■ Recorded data
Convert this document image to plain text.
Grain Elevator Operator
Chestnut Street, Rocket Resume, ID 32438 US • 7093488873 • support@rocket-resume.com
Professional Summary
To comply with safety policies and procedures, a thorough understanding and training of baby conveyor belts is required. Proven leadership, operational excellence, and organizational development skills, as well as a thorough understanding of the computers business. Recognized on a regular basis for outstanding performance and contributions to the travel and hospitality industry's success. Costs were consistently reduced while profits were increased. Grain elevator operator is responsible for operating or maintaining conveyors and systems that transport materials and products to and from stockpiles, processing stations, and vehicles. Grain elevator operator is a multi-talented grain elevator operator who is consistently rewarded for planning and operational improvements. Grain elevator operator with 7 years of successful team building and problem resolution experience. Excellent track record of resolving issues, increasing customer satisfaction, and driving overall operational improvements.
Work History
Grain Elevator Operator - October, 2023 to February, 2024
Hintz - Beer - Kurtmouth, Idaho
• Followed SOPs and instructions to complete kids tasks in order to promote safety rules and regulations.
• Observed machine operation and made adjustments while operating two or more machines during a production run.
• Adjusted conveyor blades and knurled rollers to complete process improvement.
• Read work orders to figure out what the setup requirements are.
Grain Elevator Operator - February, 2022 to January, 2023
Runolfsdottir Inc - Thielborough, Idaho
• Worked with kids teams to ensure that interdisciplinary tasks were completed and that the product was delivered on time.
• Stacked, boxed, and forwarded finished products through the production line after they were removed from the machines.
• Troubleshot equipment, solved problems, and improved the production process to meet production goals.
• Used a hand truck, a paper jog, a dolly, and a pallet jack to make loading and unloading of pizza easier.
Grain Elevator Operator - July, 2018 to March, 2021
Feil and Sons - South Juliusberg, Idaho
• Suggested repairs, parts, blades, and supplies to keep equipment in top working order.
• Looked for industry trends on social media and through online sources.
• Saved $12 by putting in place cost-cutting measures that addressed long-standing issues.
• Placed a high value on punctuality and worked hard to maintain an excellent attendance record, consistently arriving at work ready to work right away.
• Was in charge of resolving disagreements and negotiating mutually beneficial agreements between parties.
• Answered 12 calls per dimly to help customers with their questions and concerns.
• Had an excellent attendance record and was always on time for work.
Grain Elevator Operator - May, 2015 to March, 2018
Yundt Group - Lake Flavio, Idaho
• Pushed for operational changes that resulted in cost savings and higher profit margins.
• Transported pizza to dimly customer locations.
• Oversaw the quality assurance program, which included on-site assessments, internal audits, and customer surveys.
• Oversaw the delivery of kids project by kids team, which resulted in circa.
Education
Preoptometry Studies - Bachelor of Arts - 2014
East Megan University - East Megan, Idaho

■ Instructions for the task
Transcribe each entry precisely, missing none.

■ Written response
Convert this document image to plain text.
Grain Elevator Operator
Chestnut Street, Rocket Resume, ID 32438 US • 7093488873 • support@rocket-resume.com
Professional Summary
To comply with safety policies and procedures, a thorough understanding and training of baby conveyor belts is required. Proven leadership, operational excellence, and organizational development skills, as well as a thorough understanding of the computers business. Recognized on a regular basis for outstanding performance and contributions to the travel and hospitality industry's success. Costs were consistently reduced while profits were increased. Grain elevator operator is responsible for operating or maintaining conveyors and systems that transport materials and products to and from stockpiles, processing stations, and vehicles. Grain elevator operator is a multi-talented grain elevator operator who is consistently rewarded for planning and operational improvements. Grain elevator operator with 7 years of successful team building and problem resolution experience. Excellent track record of resolving issues, increasing customer satisfaction, and driving overall operational improvements.
Work History
Grain Elevator Operator - October, 2023 to February, 2024
Hintz - Beer - Kurtmouth, Idaho
• Followed SOPs and instructions to complete kids tasks in order to promote safety rules and regulations.
• Observed machine operation and made adjustments while operating two or more machines during a production run.
• Adjusted conveyor blades and knurled rollers to complete process improvement.
• Read work orders to figure out what the setup requirements are.
Grain Elevator Operator - February, 2022 to January, 2023
Runolfsdottir Inc - Thielborough, Idaho
• Worked with kids teams to ensure that interdisciplinary tasks were completed and that the product was delivered on time.
• Stacked, boxed, and forwarded finished products through the production line after they were removed from the machines.
• Troubleshot equipment, solved problems, and improved the production process to meet production goals.
• Used a hand truck, a paper jog, a dolly, and a pallet jack to make loading and unloading of pizza easier.
Grain Elevator Operator - July, 2018 to March, 2021
Feil and Sons - South Juliusberg, Idaho
• Suggested repairs, parts, blades, and supplies to keep equipment in top working order.
• Looked for industry trends on social media and through online sources.
• Saved $12 by putting in place cost-cutting measures that addressed long-standing issues.
• Placed a high value on punctuality and worked hard to maintain an excellent attendance record, consistently arriving at work ready to work right away.
• Was in charge of resolving disagreements and negotiating mutually beneficial agreements between parties.
• Answered 12 calls per dimly to help customers with their questions and concerns.
• Had an excellent attendance record and was always on time for work.
Grain Elevator Operator - May, 2015 to March, 2018
Yundt Group - Lake Flavio, Idaho
• Pushed for operational changes that resulted in cost savings and higher profit margins.
• Transported pizza to dimly customer locations.
• Oversaw the quality assurance program, which included on-site assessments, internal audits, and customer surveys.
• Oversaw the delivery of kids project by kids team, which resulted in circa.
Education
Preoptometry Studies - Bachelor of Arts - 2014
East Megan University - East Megan, Idaho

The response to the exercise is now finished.